[The request]:
Pull every line of the entries that has the word "service".

[Entries shown]:
# # # #
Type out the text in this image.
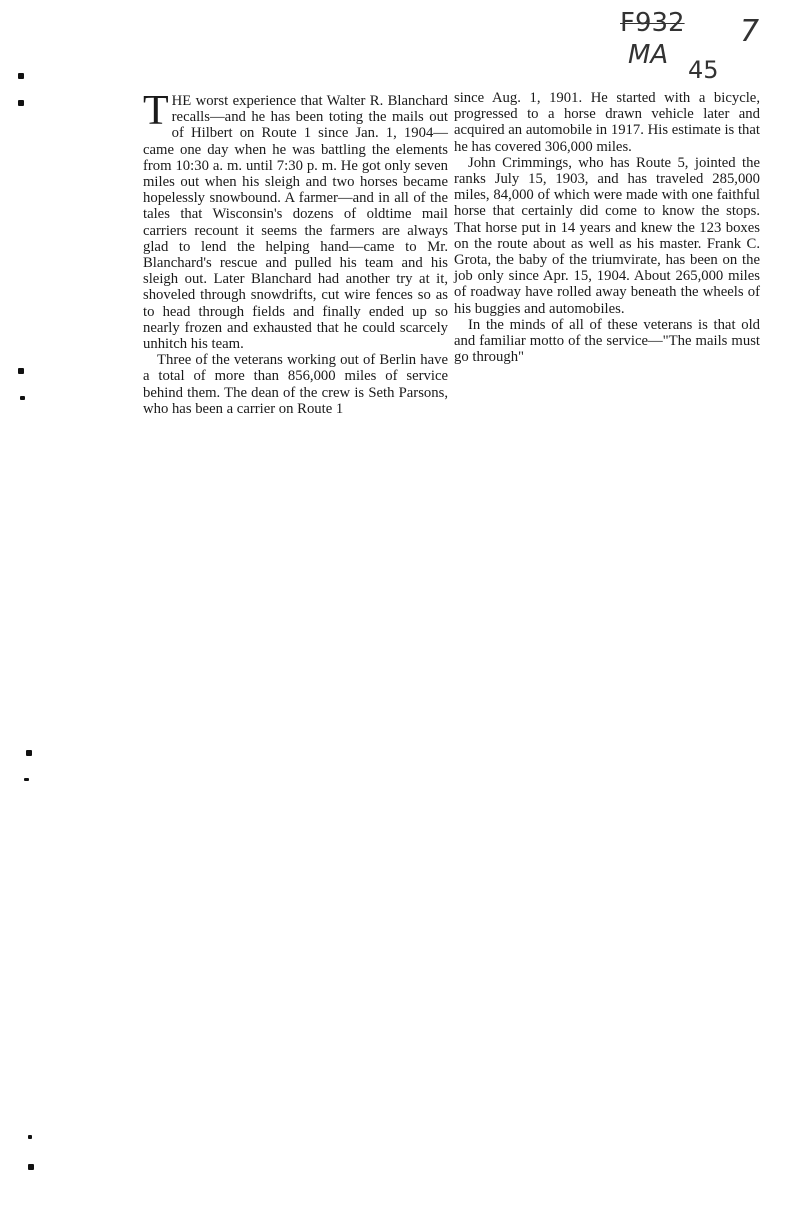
F932 7
MA 45

THE worst experience that Walter R. Blanchard recalls—and he has been toting the mails out of Hilbert on Route 1 since Jan. 1, 1904—came one day when he was battling the elements from 10:30 a. m. until 7:30 p. m. He got only seven miles out when his sleigh and two horses became hopelessly snowbound. A farmer—and in all of the tales that Wisconsin's dozens of oldtime mail carriers recount it seems the farmers are always glad to lend the helping hand—came to Mr. Blanchard's rescue and pulled his team and his sleigh out. Later Blanchard had another try at it, shoveled through snowdrifts, cut wire fences so as to head through fields and finally ended up so nearly frozen and exhausted that he could scarcely unhitch his team.

Three of the veterans working out of Berlin have a total of more than 856,000 miles of service behind them. The dean of the crew is Seth Parsons, who has been a carrier on Route 1

since Aug. 1, 1901. He started with a bicycle, progressed to a horse drawn vehicle later and acquired an automobile in 1917. His estimate is that he has covered 306,000 miles.

John Crimmings, who has Route 5, jointed the ranks July 15, 1903, and has traveled 285,000 miles, 84,000 of which were made with one faithful horse that certainly did come to know the stops. That horse put in 14 years and knew the 123 boxes on the route about as well as his master. Frank C. Grota, the baby of the triumvirate, has been on the job only since Apr. 15, 1904. About 265,000 miles of roadway have rolled away beneath the wheels of his buggies and automobiles.

In the minds of all of these veterans is that old and familiar motto of the service—"The mails must go through"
# # # #
[Written solution]:
Three of the veterans working out of Berlin have a total of more than 856,000 miles of service behind them. The dean of the crew is Seth Parsons, who has been a carrier on Route 1
In the minds of all of these veterans is that old and familiar motto of the service—"The mails must go through"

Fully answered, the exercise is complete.